## Stored items from a collection
Start
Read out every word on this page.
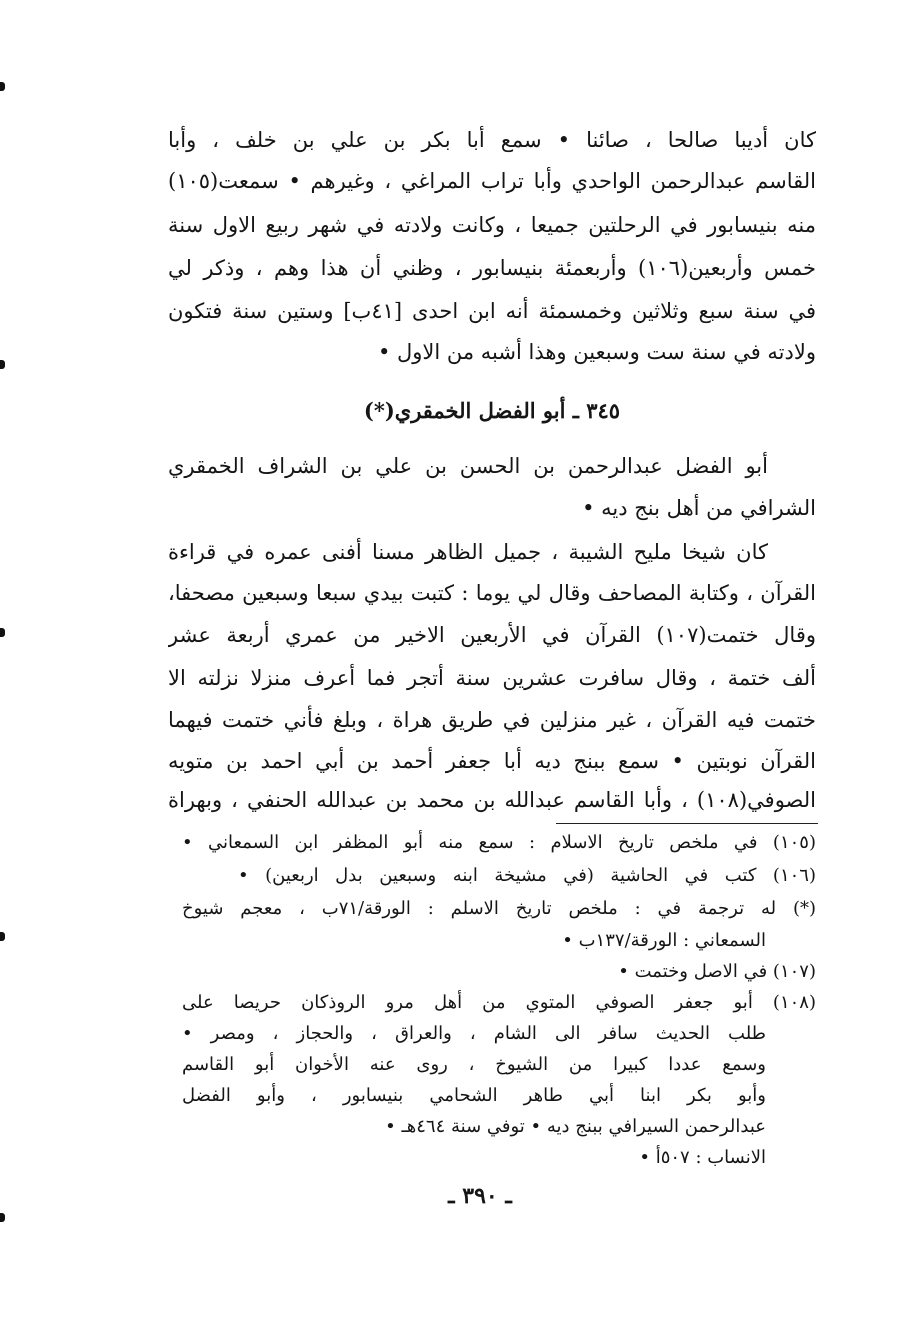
كان أديبا صالحا ، صائنا • سمع أبا بكر بن علي بن خلف ، وأبا
القاسم عبدالرحمن الواحدي وأبا تراب المراغي ، وغيرهم • سمعت(١٠٥)
منه بنيسابور في الرحلتين جميعا ، وكانت ولادته في شهر ربيع الاول سنة
خمس وأربعين(١٠٦) وأربعمئة بنيسابور ، وظني أن هذا وهم ، وذكر لي
في سنة سبع وثلاثين وخمسمئة أنه ابن احدى [٤١ب] وستين سنة فتكون
ولادته في سنة ست وسبعين وهذا أشبه من الاول •
٣٤٥ ـ أبو الفضل الخمقري(*)
أبو الفضل عبدالرحمن بن الحسن بن علي بن الشراف الخمقري
الشرافي من أهل بنج ديه •
كان شيخا مليح الشيبة ، جميل الظاهر مسنا أفنى عمره في قراءة
القرآن ، وكتابة المصاحف وقال لي يوما : كتبت بيدي سبعا وسبعين مصحفا،
وقال ختمت(١٠٧) القرآن في الأربعين الاخير من عمري أربعة عشر
ألف ختمة ، وقال سافرت عشرين سنة أتجر فما أعرف منزلا نزلته الا
ختمت فيه القرآن ، غير منزلين في طريق هراة ، وبلغ فأني ختمت فيهما
القرآن نوبتين • سمع ببنج ديه أبا جعفر أحمد بن أبي احمد بن متويه
الصوفي(١٠٨) ، وأبا القاسم عبدالله بن محمد بن عبدالله الحنفي ، وبهراة
(١٠٥) في ملخص تاريخ الاسلام : سمع منه أبو المظفر ابن السمعاني •
(١٠٦) كتب في الحاشية (في مشيخة ابنه وسبعين بدل اربعين) •
(*) له ترجمة في : ملخص تاريخ الاسلم : الورقة/٧١ب ، معجم شيوخ
السمعاني : الورقة/١٣٧ب •
(١٠٧) في الاصل وختمت •
(١٠٨) أبو جعفر الصوفي المتوي من أهل مرو الروذكان حريصا على
طلب الحديث سافر الى الشام ، والعراق ، والحجاز ، ومصر •
وسمع عددا كبيرا من الشيوخ ، روى عنه الأخوان أبو القاسم
وأبو بكر ابنا أبي طاهر الشحامي بنيسابور ، وأبو الفضل
عبدالرحمن السيرافي ببنج ديه • توفي سنة ٤٦٤هـ •
الانساب : ٥٠٧أ •
ـ ٣٩٠ ـ
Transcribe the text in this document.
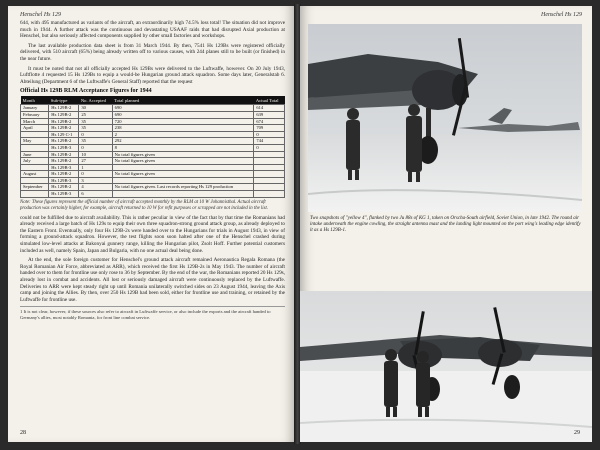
Henschel Hs 129

644, with 495 manufactured as variants of the aircraft, an extraordinarily high 74.5% loss total! The situation did not improve much in 1944. A further attack was the continuous and devastating USAAF raids that had disrupted Axial production at Henschel, but also seriously affected components supplied by other small factories and workshops.

The last available production data sheet is from 31 March 1944. By then, 7541 Hs 129Bs were registered officially delivered, with 510 aircraft (65%) being already written off to various causes, with 244 planes still to be built (or finished) in the near future.

It must be noted that not all officially accepted Hs 129Bs were delivered to the Luftwaffe, however. On 20 July 1943, Luftflotte 4 requested 15 Hs 129Bs to equip a would-be Hungarian ground attack squadron. Some days later, Generalstab 6. Abteilung (Department 6 of the Luftwaffe's General Staff) reported that the request

Official Hs 129B RLM Acceptance Figures for 1944
Month	Sub-type	No. Accepted	Total planned	Actual Total
January	Hs 129B-2	30	690	614
February	Hs 129B-2	25	690	639
March	Hs 129B-2	35	720	674
April	Hs 129B-2	35	238	709
	Hs 129 C-1	0	2	0
May	Hs 129B-2	35	292	744
	Hs 129B-3	0	8	0
June	Hs 129B-2	10	No total figures given	
July	Hs 129B-2	27	No total figures given	
	Hs 129B-3	1		
August	Hs 129B-2	0	No total figures given	
	Hs 129B-3	3		
September	Hs 129B-2	4	No total figures given. Last records reporting Hs 129 production	
	Hs 129B-3	6		

Note: These figures represent the official number of aircraft accepted monthly by the RLM at 10 W Johannisthal. Actual aircraft production was certainly higher, for example, aircraft returned to 10 W for refit purposes or scrapped are not included in the list.

could not be fulfilled due to aircraft availability. This is rather peculiar in view of the fact that by that time the Romanians had already received a large batch of Hs 129s to equip their own three squadron-strong ground attack group, as already deployed to the Eastern Front. Eventually, only four Hs 129B-2s were handed over to the Hungarians for trials in August 1943, in view of forming a ground-attack squadron. However, the test flights soon soon halted after one of the Henschel crashed during simulated low-level attacks at Bakonyai gunnery range, killing the Hungarian pilot, Zsolt Hoff. Further potential customers included as well, namely Spain, Japan and Bulgaria, with no one actual deal being done.

At the end, the sole foreign customer for Henschel's ground attack aircraft remained Aeronautica Regala Romana (the Royal Romanian Air Force, abbreviated as ARR), which received the first Hs 129B-2s in May 1943. The number of aircraft handed over to them for frontline use only rose to 36 by September. By the end of the war, the Romanians reported 20 Hs 129s, already lost in combat and accidents. All lost or seriously damaged aircraft were continuously replaced by the Luftwaffe. Deliveries to ARR were kept steady right up until Romania unilaterally switched sides on 23 August 1944, leaving the Axis camp and joining the Allies. By then, over 250 Hs 129B had been sold, either for frontline use and training, or retained by the Luftwaffe for frontline use.

1 It is not clear, however, if these sources also refer to aircraft in Luftwaffe service, or also include the exports and the aircraft handed to Germany's allies, most notably Romania, for front line combat service.
28
Henschel Hs 129
Two snapshots of "yellow 4", flanked by two Ju 88s of KG 1, taken on Orscha-South airfield, Soviet Union, in late 1942. The round air intake underneath the engine cowling, the straight antenna mast and the landing light mounted on the port wing's leading edge identify it as a Hs 129B-1.
29
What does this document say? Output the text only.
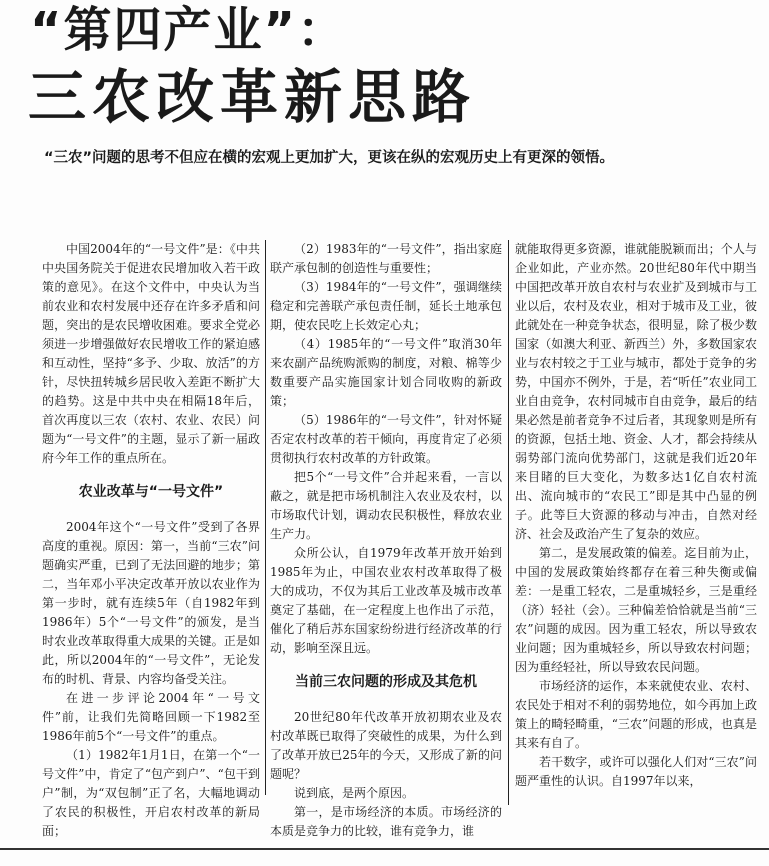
“第四产业”：
三农改革新思路
“三农”问题的思考不但应在横的宏观上更加扩大，更该在纵的宏观历史上有更深的领悟。

中国2004年的“一号文件”是：《中共中央国务院关于促进农民增加收入若干政策的意见》。在这个文件中，中央认为当前农业和农村发展中还存在许多矛盾和问题，突出的是农民增收困难。要求全党必须进一步增强做好农民增收工作的紧迫感和互动性，坚持“多予、少取、放活”的方针，尽快扭转城乡居民收入差距不断扩大的趋势。这是中共中央在相隔18年后，首次再度以三农（农村、农业、农民）问题为“一号文件”的主题，显示了新一届政府今年工作的重点所在。

农业改革与“一号文件”

2004年这个“一号文件”受到了各界高度的重视。原因：第一，当前“三农”问题确实严重，已到了无法回避的地步；第二，当年邓小平决定改革开放以农业作为第一步时，就有连续5年（自1982年到1986年）5个“一号文件”的颁发，是当时农业改革取得重大成果的关键。正是如此，所以2004年的“一号文件”，无论发布的时机、背景、内容均备受关注。

在进一步评论2004年“一号文件”前，让我们先简略回顾一下1982至1986年前5个“一号文件”的重点。

（1）1982年1月1日，在第一个“一号文件”中，肯定了“包产到户”、“包干到户”制，为“双包制”正了名，大幅地调动了农民的积极性，开启农村改革的新局面；

（2）1983年的“一号文件”，指出家庭联产承包制的创造性与重要性；

（3）1984年的“一号文件”，强调继续稳定和完善联产承包责任制，延长土地承包期，使农民吃上长效定心丸；

（4）1985年的“一号文件”取消30年来农副产品统购派购的制度，对粮、棉等少数重要产品实施国家计划合同收购的新政策；

（5）1986年的“一号文件”，针对怀疑否定农村改革的若干倾向，再度肯定了必须贯彻执行农村改革的方针政策。

把5个“一号文件”合并起来看，一言以蔽之，就是把市场机制注入农业及农村，以市场取代计划，调动农民积极性，释放农业生产力。

众所公认，自1979年改革开放开始到1985年为止，中国农业农村改革取得了极大的成功，不仅为其后工业改革及城市改革奠定了基础，在一定程度上也作出了示范，催化了稍后苏东国家纷纷进行经济改革的行动，影响至深且远。

当前三农问题的形成及其危机

20世纪80年代改革开放初期农业及农村改革既已取得了突破性的成果，为什么到了改革开放已25年的今天，又形成了新的问题呢？

说到底，是两个原因。

第一，是市场经济的本质。市场经济的本质是竞争力的比较，谁有竞争力，谁

就能取得更多资源，谁就能脱颖而出；个人与企业如此，产业亦然。20世纪80年代中期当中国把改革开放自农村与农业扩及到城市与工业以后，农村及农业，相对于城市及工业，彼此就处在一种竞争状态，很明显，除了极少数国家（如澳大利亚、新西兰）外，多数国家农业与农村较之于工业与城市，都处于竞争的劣势，中国亦不例外，于是，若“听任”农业同工业自由竞争，农村同城市自由竞争，最后的结果必然是前者竞争不过后者，其现象则是所有的资源，包括土地、资金、人才，都会持续从弱势部门流向优势部门，这就是我们近20年来目睹的巨大变化，为数多达1亿自农村流出、流向城市的“农民工”即是其中凸显的例子。此等巨大资源的移动与冲击，自然对经济、社会及政治产生了复杂的效应。

第二，是发展政策的偏差。迄目前为止，中国的发展政策始终都存在着三种失衡或偏差：一是重工轻农，二是重城轻乡，三是重经（济）轻社（会）。三种偏差恰恰就是当前“三农”问题的成因。因为重工轻农，所以导致农业问题；因为重城轻乡，所以导致农村问题；因为重经轻社，所以导致农民问题。

市场经济的运作，本来就使农业、农村、农民处于相对不利的弱势地位，如今再加上政策上的畸轻畸重，“三农”问题的形成，也真是其来有自了。

若干数字，或许可以强化人们对“三农”问题严重性的认识。自1997年以来，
End
## What this task involves
From the line containing "What does this" through the end of the entries, quote each line exactly and nothing else, excluding all pictures.

## Task answer
What does this document say? Output the text only.
“第四产业”：
三农改革新思路
“三农”问题的思考不但应在横的宏观上更加扩大，更该在纵的宏观历史上有更深的领悟。

中国2004年的“一号文件”是：《中共中央国务院关于促进农民增加收入若干政策的意见》。在这个文件中，中央认为当前农业和农村发展中还存在许多矛盾和问题，突出的是农民增收困难。要求全党必须进一步增强做好农民增收工作的紧迫感和互动性，坚持“多予、少取、放活”的方针，尽快扭转城乡居民收入差距不断扩大的趋势。这是中共中央在相隔18年后，首次再度以三农（农村、农业、农民）问题为“一号文件”的主题，显示了新一届政府今年工作的重点所在。

农业改革与“一号文件”

2004年这个“一号文件”受到了各界高度的重视。原因：第一，当前“三农”问题确实严重，已到了无法回避的地步；第二，当年邓小平决定改革开放以农业作为第一步时，就有连续5年（自1982年到1986年）5个“一号文件”的颁发，是当时农业改革取得重大成果的关键。正是如此，所以2004年的“一号文件”，无论发布的时机、背景、内容均备受关注。

在进一步评论2004年“一号文件”前，让我们先简略回顾一下1982至1986年前5个“一号文件”的重点。

（1）1982年1月1日，在第一个“一号文件”中，肯定了“包产到户”、“包干到户”制，为“双包制”正了名，大幅地调动了农民的积极性，开启农村改革的新局面；

（2）1983年的“一号文件”，指出家庭联产承包制的创造性与重要性；

（3）1984年的“一号文件”，强调继续稳定和完善联产承包责任制，延长土地承包期，使农民吃上长效定心丸；

（4）1985年的“一号文件”取消30年来农副产品统购派购的制度，对粮、棉等少数重要产品实施国家计划合同收购的新政策；

（5）1986年的“一号文件”，针对怀疑否定农村改革的若干倾向，再度肯定了必须贯彻执行农村改革的方针政策。

把5个“一号文件”合并起来看，一言以蔽之，就是把市场机制注入农业及农村，以市场取代计划，调动农民积极性，释放农业生产力。

众所公认，自1979年改革开放开始到1985年为止，中国农业农村改革取得了极大的成功，不仅为其后工业改革及城市改革奠定了基础，在一定程度上也作出了示范，催化了稍后苏东国家纷纷进行经济改革的行动，影响至深且远。

当前三农问题的形成及其危机

20世纪80年代改革开放初期农业及农村改革既已取得了突破性的成果，为什么到了改革开放已25年的今天，又形成了新的问题呢？

说到底，是两个原因。

第一，是市场经济的本质。市场经济的本质是竞争力的比较，谁有竞争力，谁

就能取得更多资源，谁就能脱颖而出；个人与企业如此，产业亦然。20世纪80年代中期当中国把改革开放自农村与农业扩及到城市与工业以后，农村及农业，相对于城市及工业，彼此就处在一种竞争状态，很明显，除了极少数国家（如澳大利亚、新西兰）外，多数国家农业与农村较之于工业与城市，都处于竞争的劣势，中国亦不例外，于是，若“听任”农业同工业自由竞争，农村同城市自由竞争，最后的结果必然是前者竞争不过后者，其现象则是所有的资源，包括土地、资金、人才，都会持续从弱势部门流向优势部门，这就是我们近20年来目睹的巨大变化，为数多达1亿自农村流出、流向城市的“农民工”即是其中凸显的例子。此等巨大资源的移动与冲击，自然对经济、社会及政治产生了复杂的效应。

第二，是发展政策的偏差。迄目前为止，中国的发展政策始终都存在着三种失衡或偏差：一是重工轻农，二是重城轻乡，三是重经（济）轻社（会）。三种偏差恰恰就是当前“三农”问题的成因。因为重工轻农，所以导致农业问题；因为重城轻乡，所以导致农村问题；因为重经轻社，所以导致农民问题。

市场经济的运作，本来就使农业、农村、农民处于相对不利的弱势地位，如今再加上政策上的畸轻畸重，“三农”问题的形成，也真是其来有自了。

若干数字，或许可以强化人们对“三农”问题严重性的认识。自1997年以来，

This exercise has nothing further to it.